# PAGE EXTRACT

%%

We still have 30 days left of Sefira--enough time to build a wonderful edifice, not merely substantially completed--but Temimos--all you need is the care, concern and daily attention of which you are eminently capable.  Start today on your 30-day building and refinement plan that you could be so proud of on Shavuos!



Special Note One:  We received the following moving points from readers:


a.                   “Also regarding IYAR, Rabbi Nachman of Breslov writes that the word IYAR is Roshei Taivos of the words "Oyvai Yoshuvu Yaivoishu Roga," thus indicating that the month of IYAR is conducive to see a Mapala for the enemies of Klal Yisroel!”


Hakhel Note: When reciting Tachanun during this month we should have especial Kavannah when reciting these words--that they come to immediate reality!


b. I have the following “reality check” which can really help a person grow.  At the end of your day, try looking back and asking yourself just two questions--“What is the most meaningful thing that I did today?” and “What is the least meaningful thing that I did today?”  By doing this, you begin to encourage and develop some nice activities, and rid yourself of at least the sheer nonsense and waste that you may bring into your day.  By keeping a written record of these two items (in a sentence or two), you can make an ineffaceable mark on your future.  Try it--you’ll see what I mean.

%%

# TASK REQUIREMENTS
1. Quote the Sefira passage word for word, starting with "Hakhel Note: When" and going on through "to immediate reality!".
2. In the Sefira passage, which two questions does the reader's "reality check" suggest asking at the end of the day?

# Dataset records

%%

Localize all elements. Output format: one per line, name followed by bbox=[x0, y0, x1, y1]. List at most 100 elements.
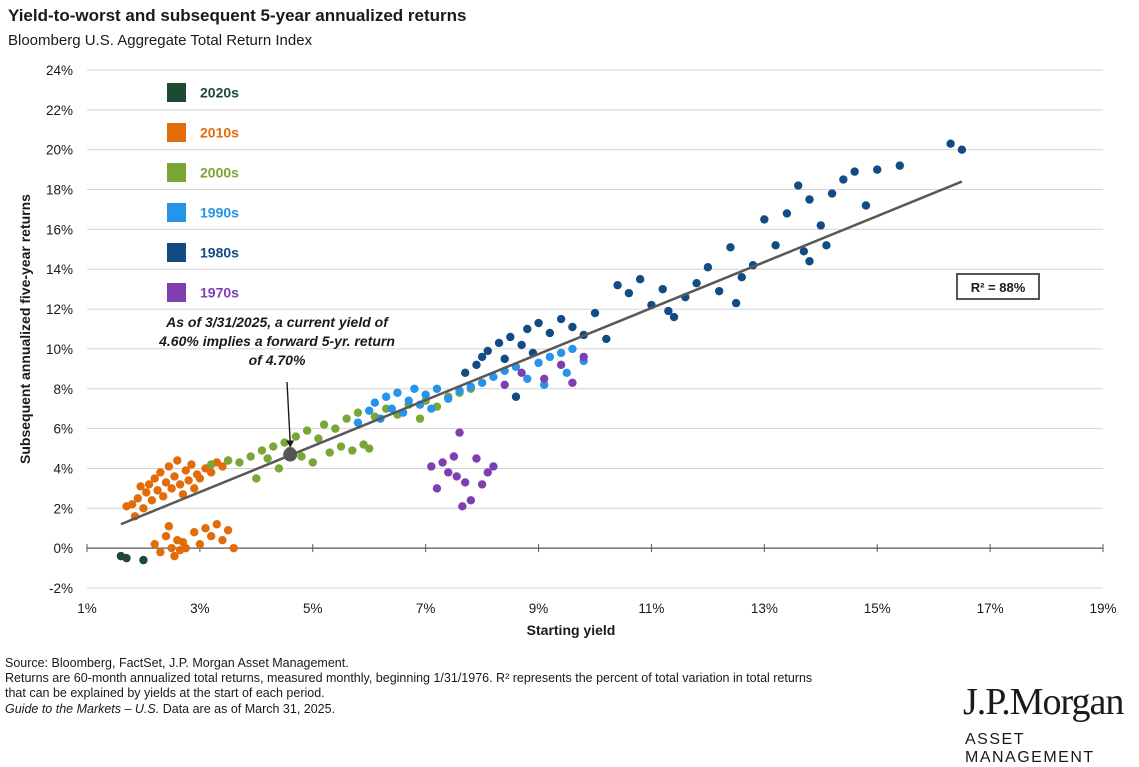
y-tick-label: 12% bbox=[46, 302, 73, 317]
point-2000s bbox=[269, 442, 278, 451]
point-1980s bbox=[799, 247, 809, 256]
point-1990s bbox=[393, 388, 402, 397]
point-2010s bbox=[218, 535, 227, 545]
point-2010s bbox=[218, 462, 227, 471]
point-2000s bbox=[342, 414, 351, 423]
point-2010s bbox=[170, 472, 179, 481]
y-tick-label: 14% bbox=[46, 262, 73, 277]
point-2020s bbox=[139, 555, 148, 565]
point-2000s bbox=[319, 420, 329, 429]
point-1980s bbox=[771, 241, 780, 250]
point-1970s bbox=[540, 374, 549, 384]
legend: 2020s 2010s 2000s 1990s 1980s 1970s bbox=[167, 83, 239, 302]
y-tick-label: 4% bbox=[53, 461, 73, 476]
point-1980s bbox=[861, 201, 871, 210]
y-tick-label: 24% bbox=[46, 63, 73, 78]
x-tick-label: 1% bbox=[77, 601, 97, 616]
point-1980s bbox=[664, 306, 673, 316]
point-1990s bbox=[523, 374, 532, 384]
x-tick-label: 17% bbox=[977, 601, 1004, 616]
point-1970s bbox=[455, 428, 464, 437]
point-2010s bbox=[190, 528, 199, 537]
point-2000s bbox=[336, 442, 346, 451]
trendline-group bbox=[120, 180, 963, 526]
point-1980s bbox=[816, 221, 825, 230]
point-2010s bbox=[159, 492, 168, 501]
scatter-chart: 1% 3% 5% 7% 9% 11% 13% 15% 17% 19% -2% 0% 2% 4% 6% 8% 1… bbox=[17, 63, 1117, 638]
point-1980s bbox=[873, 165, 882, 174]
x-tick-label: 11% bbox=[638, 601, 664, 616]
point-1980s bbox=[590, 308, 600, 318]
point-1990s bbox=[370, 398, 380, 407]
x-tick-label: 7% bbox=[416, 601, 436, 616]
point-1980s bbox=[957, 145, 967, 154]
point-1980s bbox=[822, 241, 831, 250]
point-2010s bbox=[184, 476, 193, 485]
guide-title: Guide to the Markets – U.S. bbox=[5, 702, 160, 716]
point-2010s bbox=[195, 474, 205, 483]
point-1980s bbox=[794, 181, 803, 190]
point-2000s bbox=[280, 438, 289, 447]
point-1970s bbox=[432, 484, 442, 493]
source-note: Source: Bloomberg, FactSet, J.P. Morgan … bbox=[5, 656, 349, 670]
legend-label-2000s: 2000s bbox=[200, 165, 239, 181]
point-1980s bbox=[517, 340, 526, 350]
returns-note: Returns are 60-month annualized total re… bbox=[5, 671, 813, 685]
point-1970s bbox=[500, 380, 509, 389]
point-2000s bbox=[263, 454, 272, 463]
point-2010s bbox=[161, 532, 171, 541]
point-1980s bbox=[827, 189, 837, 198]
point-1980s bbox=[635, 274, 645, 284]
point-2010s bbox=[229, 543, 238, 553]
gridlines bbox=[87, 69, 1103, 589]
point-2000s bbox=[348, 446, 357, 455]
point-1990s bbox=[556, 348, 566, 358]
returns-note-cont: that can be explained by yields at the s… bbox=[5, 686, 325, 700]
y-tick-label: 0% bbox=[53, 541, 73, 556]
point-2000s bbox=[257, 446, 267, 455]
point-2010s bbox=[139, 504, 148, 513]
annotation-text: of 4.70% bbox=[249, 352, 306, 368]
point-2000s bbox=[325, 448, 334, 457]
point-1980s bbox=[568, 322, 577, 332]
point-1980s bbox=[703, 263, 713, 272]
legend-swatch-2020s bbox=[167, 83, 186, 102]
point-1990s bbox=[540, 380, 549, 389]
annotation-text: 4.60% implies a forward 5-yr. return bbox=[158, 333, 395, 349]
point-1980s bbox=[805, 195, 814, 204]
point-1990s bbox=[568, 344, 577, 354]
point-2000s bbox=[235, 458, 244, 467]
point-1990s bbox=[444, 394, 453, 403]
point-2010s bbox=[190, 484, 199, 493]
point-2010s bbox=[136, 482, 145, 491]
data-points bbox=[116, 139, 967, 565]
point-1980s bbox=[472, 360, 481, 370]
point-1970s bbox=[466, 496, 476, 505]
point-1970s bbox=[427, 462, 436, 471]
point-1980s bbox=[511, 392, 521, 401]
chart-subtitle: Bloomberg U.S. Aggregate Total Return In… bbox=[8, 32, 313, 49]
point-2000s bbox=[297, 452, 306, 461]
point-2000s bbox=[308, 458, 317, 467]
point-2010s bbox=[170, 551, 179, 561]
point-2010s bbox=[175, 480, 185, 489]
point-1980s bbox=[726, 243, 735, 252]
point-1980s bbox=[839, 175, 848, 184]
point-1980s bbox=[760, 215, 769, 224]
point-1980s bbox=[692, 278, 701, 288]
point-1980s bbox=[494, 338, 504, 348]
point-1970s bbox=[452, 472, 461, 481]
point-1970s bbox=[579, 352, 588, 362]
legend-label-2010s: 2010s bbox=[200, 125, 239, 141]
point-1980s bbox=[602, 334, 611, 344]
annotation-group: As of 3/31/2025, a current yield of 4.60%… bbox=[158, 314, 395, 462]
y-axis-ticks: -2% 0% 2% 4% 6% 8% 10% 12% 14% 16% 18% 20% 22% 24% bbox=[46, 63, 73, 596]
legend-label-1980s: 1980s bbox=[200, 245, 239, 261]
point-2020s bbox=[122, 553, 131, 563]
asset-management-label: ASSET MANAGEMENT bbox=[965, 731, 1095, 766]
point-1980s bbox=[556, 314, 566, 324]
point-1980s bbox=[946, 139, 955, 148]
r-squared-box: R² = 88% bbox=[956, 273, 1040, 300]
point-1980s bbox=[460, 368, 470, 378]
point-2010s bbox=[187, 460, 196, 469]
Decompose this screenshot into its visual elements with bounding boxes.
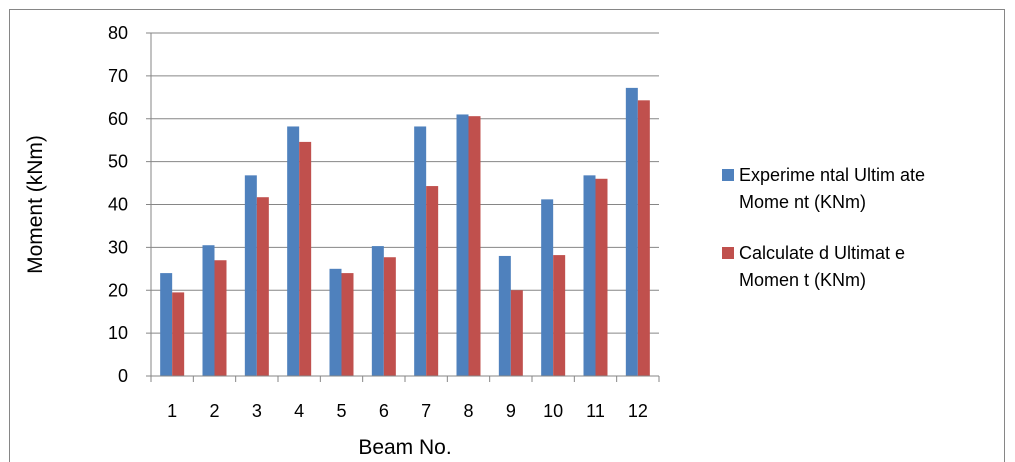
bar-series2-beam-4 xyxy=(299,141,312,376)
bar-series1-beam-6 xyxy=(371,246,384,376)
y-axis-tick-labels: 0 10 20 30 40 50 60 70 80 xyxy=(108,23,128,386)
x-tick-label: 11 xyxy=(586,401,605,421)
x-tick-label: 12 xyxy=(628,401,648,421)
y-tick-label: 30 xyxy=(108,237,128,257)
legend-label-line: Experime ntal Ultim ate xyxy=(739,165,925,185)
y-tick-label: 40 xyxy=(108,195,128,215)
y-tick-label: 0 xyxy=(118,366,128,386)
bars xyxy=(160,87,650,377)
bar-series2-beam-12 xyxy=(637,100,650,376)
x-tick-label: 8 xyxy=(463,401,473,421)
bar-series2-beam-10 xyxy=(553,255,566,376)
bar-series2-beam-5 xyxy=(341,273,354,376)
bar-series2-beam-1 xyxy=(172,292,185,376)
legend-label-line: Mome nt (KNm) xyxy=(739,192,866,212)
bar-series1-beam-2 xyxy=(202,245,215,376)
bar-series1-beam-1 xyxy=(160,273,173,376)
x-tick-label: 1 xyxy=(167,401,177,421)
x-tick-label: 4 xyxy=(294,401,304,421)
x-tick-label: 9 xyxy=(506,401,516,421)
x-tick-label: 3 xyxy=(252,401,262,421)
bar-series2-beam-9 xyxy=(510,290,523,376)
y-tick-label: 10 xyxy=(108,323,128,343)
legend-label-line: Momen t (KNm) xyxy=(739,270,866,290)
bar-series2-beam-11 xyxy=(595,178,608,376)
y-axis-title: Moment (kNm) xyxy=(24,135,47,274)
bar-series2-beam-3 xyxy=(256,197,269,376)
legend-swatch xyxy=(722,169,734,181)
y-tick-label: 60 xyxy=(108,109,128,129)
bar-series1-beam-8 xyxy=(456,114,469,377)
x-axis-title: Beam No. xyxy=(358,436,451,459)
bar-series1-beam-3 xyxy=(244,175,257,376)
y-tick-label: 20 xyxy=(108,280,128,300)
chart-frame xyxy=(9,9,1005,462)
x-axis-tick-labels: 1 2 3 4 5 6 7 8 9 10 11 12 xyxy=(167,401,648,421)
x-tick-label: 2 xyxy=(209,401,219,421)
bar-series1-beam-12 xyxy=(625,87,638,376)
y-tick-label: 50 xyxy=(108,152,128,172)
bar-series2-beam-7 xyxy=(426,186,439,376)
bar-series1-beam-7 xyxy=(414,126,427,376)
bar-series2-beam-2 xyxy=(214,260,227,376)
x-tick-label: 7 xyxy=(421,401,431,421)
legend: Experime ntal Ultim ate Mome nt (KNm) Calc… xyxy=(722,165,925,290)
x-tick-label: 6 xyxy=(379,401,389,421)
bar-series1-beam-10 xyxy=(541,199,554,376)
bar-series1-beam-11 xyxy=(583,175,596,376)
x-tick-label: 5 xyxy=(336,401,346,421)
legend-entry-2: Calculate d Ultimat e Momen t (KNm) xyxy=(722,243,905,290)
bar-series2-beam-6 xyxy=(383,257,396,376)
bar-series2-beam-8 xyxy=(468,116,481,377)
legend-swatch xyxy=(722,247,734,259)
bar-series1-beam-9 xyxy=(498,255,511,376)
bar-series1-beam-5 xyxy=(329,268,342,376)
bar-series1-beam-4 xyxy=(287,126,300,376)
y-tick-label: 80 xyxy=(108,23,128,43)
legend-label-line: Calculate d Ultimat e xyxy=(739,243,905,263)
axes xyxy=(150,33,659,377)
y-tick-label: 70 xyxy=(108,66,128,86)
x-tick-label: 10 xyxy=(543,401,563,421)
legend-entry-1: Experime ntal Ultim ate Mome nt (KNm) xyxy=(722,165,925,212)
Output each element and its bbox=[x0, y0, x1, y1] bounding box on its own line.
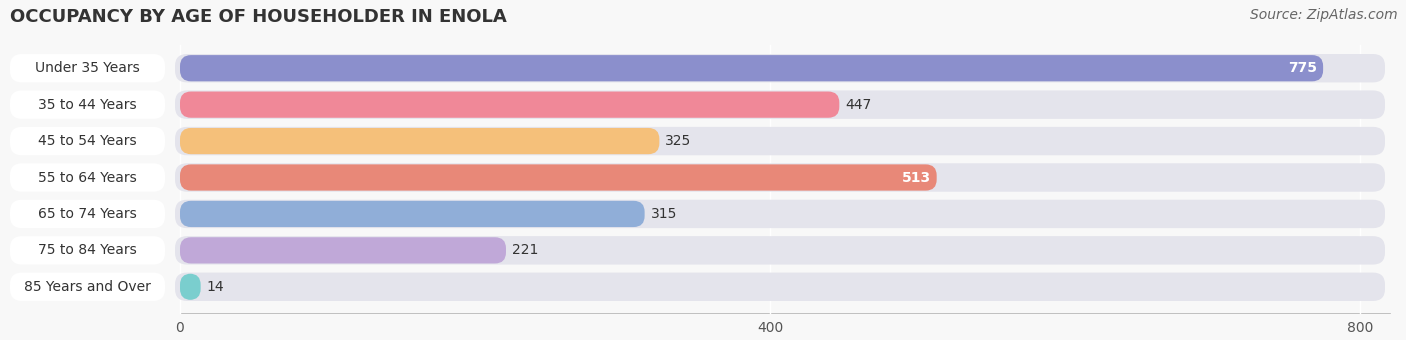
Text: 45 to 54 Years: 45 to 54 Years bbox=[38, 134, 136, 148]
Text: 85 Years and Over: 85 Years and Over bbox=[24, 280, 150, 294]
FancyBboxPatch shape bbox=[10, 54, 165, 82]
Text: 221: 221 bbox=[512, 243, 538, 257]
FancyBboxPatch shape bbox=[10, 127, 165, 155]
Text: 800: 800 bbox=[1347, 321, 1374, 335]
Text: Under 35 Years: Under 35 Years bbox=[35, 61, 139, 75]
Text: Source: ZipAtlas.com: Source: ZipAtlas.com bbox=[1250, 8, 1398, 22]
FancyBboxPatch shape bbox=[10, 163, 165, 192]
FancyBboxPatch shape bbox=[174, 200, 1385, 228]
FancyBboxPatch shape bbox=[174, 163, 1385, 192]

%%

# EXERCISE SOLUTIONS
1.
Hakhel Note: When reciting Tachanun during this month we should have especial Kavannah when reciting these words--that they come to immediate reality!

2. "What is the most meaningful thing that I did today?" and "What is the least meaningful thing that I did today?"